THE EXERCISE - Your task is to print every entry below exactly as given.

INPUT ROWS -
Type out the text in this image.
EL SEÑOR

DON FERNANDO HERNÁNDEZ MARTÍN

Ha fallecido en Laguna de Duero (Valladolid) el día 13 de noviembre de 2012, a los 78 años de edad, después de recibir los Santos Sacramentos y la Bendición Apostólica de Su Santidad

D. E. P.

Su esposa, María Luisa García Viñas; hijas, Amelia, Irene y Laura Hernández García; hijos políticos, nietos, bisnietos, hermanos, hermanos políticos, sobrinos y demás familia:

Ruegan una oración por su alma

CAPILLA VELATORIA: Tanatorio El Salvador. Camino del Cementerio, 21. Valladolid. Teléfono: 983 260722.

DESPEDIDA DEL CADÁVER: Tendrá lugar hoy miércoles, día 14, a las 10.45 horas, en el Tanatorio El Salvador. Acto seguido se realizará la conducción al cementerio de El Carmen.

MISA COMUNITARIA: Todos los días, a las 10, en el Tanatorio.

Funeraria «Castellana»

SOLUTION BELOW -
Type out the text in this image.
EL SEÑOR

DON FERNANDO HERNÁNDEZ MARTÍN

Ha fallecido en Laguna de Duero (Valladolid) el día 13 de noviembre de 2012, a los 78 años de edad, después de recibir los Santos Sacramentos y la Bendición Apostólica de Su Santidad

D. E. P.

Su esposa, María Luisa García Viñas; hijas, Amelia, Irene y Laura Hernández García; hijos políticos, nietos, bisnietos, hermanos, hermanos políticos, sobrinos y demás familia:

Ruegan una oración por su alma

CAPILLA VELATORIA: Tanatorio El Salvador. Camino del Cementerio, 21. Valladolid. Teléfono: 983 260722.

DESPEDIDA DEL CADÁVER: Tendrá lugar hoy miércoles, día 14, a las 10.45 horas, en el Tanatorio El Salvador. Acto seguido se realizará la conducción al cementerio de El Carmen.

MISA COMUNITARIA: Todos los días, a las 10, en el Tanatorio.

Funeraria «Castellana»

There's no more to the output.